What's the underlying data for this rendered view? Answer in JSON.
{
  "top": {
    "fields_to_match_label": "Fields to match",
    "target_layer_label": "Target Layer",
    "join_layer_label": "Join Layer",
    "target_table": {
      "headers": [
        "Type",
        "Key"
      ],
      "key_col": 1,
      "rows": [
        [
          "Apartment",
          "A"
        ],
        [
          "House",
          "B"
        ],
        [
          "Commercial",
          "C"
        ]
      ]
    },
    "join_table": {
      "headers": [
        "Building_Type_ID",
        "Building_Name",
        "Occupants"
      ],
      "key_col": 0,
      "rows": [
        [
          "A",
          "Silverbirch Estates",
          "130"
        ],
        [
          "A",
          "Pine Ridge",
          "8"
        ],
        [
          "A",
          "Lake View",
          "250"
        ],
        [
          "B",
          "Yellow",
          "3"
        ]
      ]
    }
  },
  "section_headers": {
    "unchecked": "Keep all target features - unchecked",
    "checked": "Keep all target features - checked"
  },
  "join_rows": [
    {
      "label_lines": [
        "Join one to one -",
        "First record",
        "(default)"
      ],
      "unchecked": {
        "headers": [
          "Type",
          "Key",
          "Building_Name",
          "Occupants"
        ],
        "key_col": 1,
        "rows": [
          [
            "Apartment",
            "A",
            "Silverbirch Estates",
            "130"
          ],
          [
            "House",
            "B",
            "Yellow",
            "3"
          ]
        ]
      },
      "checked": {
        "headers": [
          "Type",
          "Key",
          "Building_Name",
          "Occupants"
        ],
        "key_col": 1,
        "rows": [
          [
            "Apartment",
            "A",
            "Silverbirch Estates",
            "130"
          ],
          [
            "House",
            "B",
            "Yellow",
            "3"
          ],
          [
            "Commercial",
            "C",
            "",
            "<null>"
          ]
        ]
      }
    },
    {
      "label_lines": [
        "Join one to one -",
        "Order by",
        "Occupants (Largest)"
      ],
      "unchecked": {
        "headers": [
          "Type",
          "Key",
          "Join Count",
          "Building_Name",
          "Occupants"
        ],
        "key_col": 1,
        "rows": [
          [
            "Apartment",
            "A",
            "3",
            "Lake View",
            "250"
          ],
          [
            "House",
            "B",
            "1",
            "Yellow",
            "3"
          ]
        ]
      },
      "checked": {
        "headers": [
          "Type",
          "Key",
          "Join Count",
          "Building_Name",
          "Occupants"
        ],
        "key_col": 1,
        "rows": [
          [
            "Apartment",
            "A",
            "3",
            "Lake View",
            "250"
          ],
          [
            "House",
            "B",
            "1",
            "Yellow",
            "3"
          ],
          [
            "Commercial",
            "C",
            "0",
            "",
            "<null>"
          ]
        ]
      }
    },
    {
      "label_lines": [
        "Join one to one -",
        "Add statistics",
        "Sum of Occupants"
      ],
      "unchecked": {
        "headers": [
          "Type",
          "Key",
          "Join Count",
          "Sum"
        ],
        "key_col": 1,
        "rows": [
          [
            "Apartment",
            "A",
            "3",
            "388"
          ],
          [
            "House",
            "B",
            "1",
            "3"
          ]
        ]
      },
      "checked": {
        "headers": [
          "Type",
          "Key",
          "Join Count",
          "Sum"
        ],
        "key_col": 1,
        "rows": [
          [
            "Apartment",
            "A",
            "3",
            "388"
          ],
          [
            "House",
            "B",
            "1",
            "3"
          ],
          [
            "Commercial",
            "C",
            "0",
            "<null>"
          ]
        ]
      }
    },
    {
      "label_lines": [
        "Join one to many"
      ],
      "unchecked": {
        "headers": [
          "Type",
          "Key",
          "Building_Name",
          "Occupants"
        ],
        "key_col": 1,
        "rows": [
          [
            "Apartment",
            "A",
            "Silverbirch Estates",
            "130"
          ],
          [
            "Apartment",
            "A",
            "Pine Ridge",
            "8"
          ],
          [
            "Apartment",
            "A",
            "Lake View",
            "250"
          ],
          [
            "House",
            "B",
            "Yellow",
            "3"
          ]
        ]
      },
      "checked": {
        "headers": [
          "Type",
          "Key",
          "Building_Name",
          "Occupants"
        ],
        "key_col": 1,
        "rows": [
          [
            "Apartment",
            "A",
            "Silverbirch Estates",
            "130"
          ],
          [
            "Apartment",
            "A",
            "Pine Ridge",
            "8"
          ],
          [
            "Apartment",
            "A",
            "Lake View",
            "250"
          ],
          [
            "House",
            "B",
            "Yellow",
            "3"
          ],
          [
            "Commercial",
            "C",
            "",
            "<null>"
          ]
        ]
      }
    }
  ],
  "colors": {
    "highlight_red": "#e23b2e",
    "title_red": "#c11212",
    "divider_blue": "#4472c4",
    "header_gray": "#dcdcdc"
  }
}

### Exercise requirements
Quote all the records. Keep every word exact.

### Answer to this task
What's the underlying data for this rendered view? Answer in JSON.
{
  "top": {
    "fields_to_match_label": "Fields to match",
    "target_layer_label": "Target Layer",
    "join_layer_label": "Join Layer",
    "target_table": {
      "headers": [
        "Type",
        "Key"
      ],
      "key_col": 1,
      "rows": [
        [
          "Apartment",
          "A"
        ],
        [
          "House",
          "B"
        ],
        [
          "Commercial",
          "C"
        ]
      ]
    },
    "join_table": {
      "headers": [
        "Building_Type_ID",
        "Building_Name",
        "Occupants"
      ],
      "key_col": 0,
      "rows": [
        [
          "A",
          "Silverbirch Estates",
          "130"
        ],
        [
          "A",
          "Pine Ridge",
          "8"
        ],
        [
          "A",
          "Lake View",
          "250"
        ],
        [
          "B",
          "Yellow",
          "3"
        ]
      ]
    }
  },
  "section_headers": {
    "unchecked": "Keep all target features - unchecked",
    "checked": "Keep all target features - checked"
  },
  "join_rows": [
    {
      "label_lines": [
        "Join one to one -",
        "First record",
        "(default)"
      ],
      "unchecked": {
        "headers": [
          "Type",
          "Key",
          "Building_Name",
          "Occupants"
        ],
        "key_col": 1,
        "rows": [
          [
            "Apartment",
            "A",
            "Silverbirch Estates",
            "130"
          ],
          [
            "House",
            "B",
            "Yellow",
            "3"
          ]
        ]
      },
      "checked": {
        "headers": [
          "Type",
          "Key",
          "Building_Name",
          "Occupants"
        ],
        "key_col": 1,
        "rows": [
          [
            "Apartment",
            "A",
            "Silverbirch Estates",
            "130"
          ],
          [
            "House",
            "B",
            "Yellow",
            "3"
          ],
          [
            "Commercial",
            "C",
            "",
            "<null>"
          ]
        ]
      }
    },
    {
      "label_lines": [
        "Join one to one -",
        "Order by",
        "Occupants (Largest)"
      ],
      "unchecked": {
        "headers": [
          "Type",
          "Key",
          "Join Count",
          "Building_Name",
          "Occupants"
        ],
        "key_col": 1,
        "rows": [
          [
            "Apartment",
            "A",
            "3",
            "Lake View",
            "250"
          ],
          [
            "House",
            "B",
            "1",
            "Yellow",
            "3"
          ]
        ]
      },
      "checked": {
        "headers": [
          "Type",
          "Key",
          "Join Count",
          "Building_Name",
          "Occupants"
        ],
        "key_col": 1,
        "rows": [
          [
            "Apartment",
            "A",
            "3",
            "Lake View",
            "250"
          ],
          [
            "House",
            "B",
            "1",
            "Yellow",
            "3"
          ],
          [
            "Commercial",
            "C",
            "0",
            "",
            "<null>"
          ]
        ]
      }
    },
    {
      "label_lines": [
        "Join one to one -",
        "Add statistics",
        "Sum of Occupants"
      ],
      "unchecked": {
        "headers": [
          "Type",
          "Key",
          "Join Count",
          "Sum"
        ],
        "key_col": 1,
        "rows": [
          [
            "Apartment",
            "A",
            "3",
            "388"
          ],
          [
            "House",
            "B",
            "1",
            "3"
          ]
        ]
      },
      "checked": {
        "headers": [
          "Type",
          "Key",
          "Join Count",
          "Sum"
        ],
        "key_col": 1,
        "rows": [
          [
            "Apartment",
            "A",
            "3",
            "388"
          ],
          [
            "House",
            "B",
            "1",
            "3"
          ],
          [
            "Commercial",
            "C",
            "0",
            "<null>"
          ]
        ]
      }
    },
    {
      "label_lines": [
        "Join one to many"
      ],
      "unchecked": {
        "headers": [
          "Type",
          "Key",
          "Building_Name",
          "Occupants"
        ],
        "key_col": 1,
        "rows": [
          [
            "Apartment",
            "A",
            "Silverbirch Estates",
            "130"
          ],
          [
            "Apartment",
            "A",
            "Pine Ridge",
            "8"
          ],
          [
            "Apartment",
            "A",
            "Lake View",
            "250"
          ],
          [
            "House",
            "B",
            "Yellow",
            "3"
          ]
        ]
      },
      "checked": {
        "headers": [
          "Type",
          "Key",
          "Building_Name",
          "Occupants"
        ],
        "key_col": 1,
        "rows": [
          [
            "Apartment",
            "A",
            "Silverbirch Estates",
            "130"
          ],
          [
            "Apartment",
            "A",
            "Pine Ridge",
            "8"
          ],
          [
            "Apartment",
            "A",
            "Lake View",
            "250"
          ],
          [
            "House",
            "B",
            "Yellow",
            "3"
          ],
          [
            "Commercial",
            "C",
            "",
            "<null>"
          ]
        ]
      }
    }
  ],
  "colors": {
    "highlight_red": "#e23b2e",
    "title_red": "#c11212",
    "divider_blue": "#4472c4",
    "header_gray": "#dcdcdc"
  }
}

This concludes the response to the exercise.